* _INSTRUCTIONS TO FOLLOW_: Copy the following lines verbatim.

* _Element box annotations_:
━━━

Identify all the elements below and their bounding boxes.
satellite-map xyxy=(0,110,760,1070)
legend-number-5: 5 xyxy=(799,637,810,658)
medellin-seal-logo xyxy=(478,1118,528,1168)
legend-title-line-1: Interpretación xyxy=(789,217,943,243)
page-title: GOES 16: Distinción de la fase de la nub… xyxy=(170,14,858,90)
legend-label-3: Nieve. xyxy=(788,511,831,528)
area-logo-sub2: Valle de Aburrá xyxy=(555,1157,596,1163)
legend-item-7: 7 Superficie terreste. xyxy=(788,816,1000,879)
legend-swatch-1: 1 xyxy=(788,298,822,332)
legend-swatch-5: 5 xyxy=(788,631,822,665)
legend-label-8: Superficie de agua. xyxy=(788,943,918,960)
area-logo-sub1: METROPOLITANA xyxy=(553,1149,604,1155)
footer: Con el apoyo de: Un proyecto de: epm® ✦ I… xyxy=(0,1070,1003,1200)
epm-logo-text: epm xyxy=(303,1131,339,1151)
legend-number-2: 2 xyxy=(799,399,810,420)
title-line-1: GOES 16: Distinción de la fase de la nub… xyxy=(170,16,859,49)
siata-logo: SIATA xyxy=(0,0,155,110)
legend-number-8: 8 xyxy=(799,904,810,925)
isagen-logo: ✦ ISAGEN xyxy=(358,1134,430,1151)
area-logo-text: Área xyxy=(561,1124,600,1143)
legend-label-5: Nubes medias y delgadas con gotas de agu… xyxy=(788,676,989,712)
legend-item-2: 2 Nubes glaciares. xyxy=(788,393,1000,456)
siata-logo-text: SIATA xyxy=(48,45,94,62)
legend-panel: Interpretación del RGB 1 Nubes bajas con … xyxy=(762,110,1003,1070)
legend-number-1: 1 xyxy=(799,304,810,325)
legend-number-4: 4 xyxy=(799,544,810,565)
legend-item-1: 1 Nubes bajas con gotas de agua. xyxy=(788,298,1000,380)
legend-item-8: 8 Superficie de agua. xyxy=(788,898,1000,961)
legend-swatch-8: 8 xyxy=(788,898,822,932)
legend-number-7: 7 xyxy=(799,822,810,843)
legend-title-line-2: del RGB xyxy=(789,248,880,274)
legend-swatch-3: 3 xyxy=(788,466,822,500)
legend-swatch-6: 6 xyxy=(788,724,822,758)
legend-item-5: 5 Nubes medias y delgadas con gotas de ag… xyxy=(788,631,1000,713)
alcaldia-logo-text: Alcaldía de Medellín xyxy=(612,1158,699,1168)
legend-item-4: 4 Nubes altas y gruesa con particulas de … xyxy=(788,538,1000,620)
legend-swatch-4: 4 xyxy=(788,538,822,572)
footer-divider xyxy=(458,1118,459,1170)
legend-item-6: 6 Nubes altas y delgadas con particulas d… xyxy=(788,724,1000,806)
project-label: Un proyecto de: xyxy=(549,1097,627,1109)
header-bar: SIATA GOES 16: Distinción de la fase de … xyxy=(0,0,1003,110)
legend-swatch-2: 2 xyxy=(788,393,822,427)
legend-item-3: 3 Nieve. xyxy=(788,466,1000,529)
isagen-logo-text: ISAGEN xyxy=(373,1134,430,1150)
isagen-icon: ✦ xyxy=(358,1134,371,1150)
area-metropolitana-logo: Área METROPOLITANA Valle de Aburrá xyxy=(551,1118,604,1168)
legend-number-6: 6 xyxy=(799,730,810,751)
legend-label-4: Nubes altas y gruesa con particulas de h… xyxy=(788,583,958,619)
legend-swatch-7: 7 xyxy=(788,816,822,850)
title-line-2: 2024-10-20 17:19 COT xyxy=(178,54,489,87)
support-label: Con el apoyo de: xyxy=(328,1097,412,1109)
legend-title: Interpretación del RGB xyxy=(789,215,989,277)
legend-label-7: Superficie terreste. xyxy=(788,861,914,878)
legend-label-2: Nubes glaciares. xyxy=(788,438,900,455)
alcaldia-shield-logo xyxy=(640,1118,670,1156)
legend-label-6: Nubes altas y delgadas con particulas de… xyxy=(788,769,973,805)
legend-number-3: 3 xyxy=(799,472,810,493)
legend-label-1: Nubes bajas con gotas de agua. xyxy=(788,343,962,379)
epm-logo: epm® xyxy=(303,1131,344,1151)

━━━

* _ANSWER TO THIS TASK_:
Identify all the elements below and their bounding boxes.
satellite-map xyxy=(0,110,760,1070)
legend-number-5: 5 xyxy=(799,637,810,658)
medellin-seal-logo xyxy=(478,1118,528,1168)
legend-title-line-1: Interpretación xyxy=(789,217,943,243)
page-title: GOES 16: Distinción de la fase de la nub… xyxy=(170,14,858,90)
legend-label-3: Nieve. xyxy=(788,511,831,528)
area-logo-sub2: Valle de Aburrá xyxy=(555,1157,596,1163)
legend-item-7: 7 Superficie terreste. xyxy=(788,816,1000,879)
legend-swatch-1: 1 xyxy=(788,298,822,332)
legend-swatch-5: 5 xyxy=(788,631,822,665)
legend-label-8: Superficie de agua. xyxy=(788,943,918,960)
area-logo-sub1: METROPOLITANA xyxy=(553,1149,604,1155)
footer: Con el apoyo de: Un proyecto de: epm® ✦ I… xyxy=(0,1070,1003,1200)
epm-logo-text: epm xyxy=(303,1131,339,1151)
legend-number-2: 2 xyxy=(799,399,810,420)
title-line-1: GOES 16: Distinción de la fase de la nub… xyxy=(170,16,859,49)
siata-logo: SIATA xyxy=(0,0,155,110)
legend-number-8: 8 xyxy=(799,904,810,925)
isagen-logo: ✦ ISAGEN xyxy=(358,1134,430,1151)
area-logo-text: Área xyxy=(561,1124,600,1143)
legend-label-5: Nubes medias y delgadas con gotas de agu… xyxy=(788,676,989,712)
legend-item-2: 2 Nubes glaciares. xyxy=(788,393,1000,456)
siata-logo-text: SIATA xyxy=(48,45,94,62)
legend-panel: Interpretación del RGB 1 Nubes bajas con … xyxy=(762,110,1003,1070)
legend-number-1: 1 xyxy=(799,304,810,325)
legend-number-4: 4 xyxy=(799,544,810,565)
legend-item-1: 1 Nubes bajas con gotas de agua. xyxy=(788,298,1000,380)
legend-item-8: 8 Superficie de agua. xyxy=(788,898,1000,961)
legend-swatch-8: 8 xyxy=(788,898,822,932)
legend-number-7: 7 xyxy=(799,822,810,843)
legend-title-line-2: del RGB xyxy=(789,248,880,274)
legend-swatch-3: 3 xyxy=(788,466,822,500)
legend-swatch-6: 6 xyxy=(788,724,822,758)
legend-item-5: 5 Nubes medias y delgadas con gotas de ag… xyxy=(788,631,1000,713)
alcaldia-logo-text: Alcaldía de Medellín xyxy=(612,1158,699,1168)
legend-item-4: 4 Nubes altas y gruesa con particulas de … xyxy=(788,538,1000,620)
legend-swatch-4: 4 xyxy=(788,538,822,572)
footer-divider xyxy=(458,1118,459,1170)
legend-item-6: 6 Nubes altas y delgadas con particulas d… xyxy=(788,724,1000,806)
project-label: Un proyecto de: xyxy=(549,1097,627,1109)
header-bar: SIATA GOES 16: Distinción de la fase de … xyxy=(0,0,1003,110)
legend-swatch-2: 2 xyxy=(788,393,822,427)
legend-item-3: 3 Nieve. xyxy=(788,466,1000,529)
isagen-logo-text: ISAGEN xyxy=(373,1134,430,1150)
isagen-icon: ✦ xyxy=(358,1134,371,1150)
area-metropolitana-logo: Área METROPOLITANA Valle de Aburrá xyxy=(551,1118,604,1168)
legend-number-6: 6 xyxy=(799,730,810,751)
legend-label-4: Nubes altas y gruesa con particulas de h… xyxy=(788,583,958,619)
legend-swatch-7: 7 xyxy=(788,816,822,850)
title-line-2: 2024-10-20 17:19 COT xyxy=(178,54,489,87)
support-label: Con el apoyo de: xyxy=(328,1097,412,1109)
legend-title: Interpretación del RGB xyxy=(789,215,989,277)
legend-label-7: Superficie terreste. xyxy=(788,861,914,878)
legend-label-2: Nubes glaciares. xyxy=(788,438,900,455)
alcaldia-shield-logo xyxy=(640,1118,670,1156)
legend-label-6: Nubes altas y delgadas con particulas de… xyxy=(788,769,973,805)
legend-number-3: 3 xyxy=(799,472,810,493)
legend-label-1: Nubes bajas con gotas de agua. xyxy=(788,343,962,379)
epm-logo: epm® xyxy=(303,1131,344,1151)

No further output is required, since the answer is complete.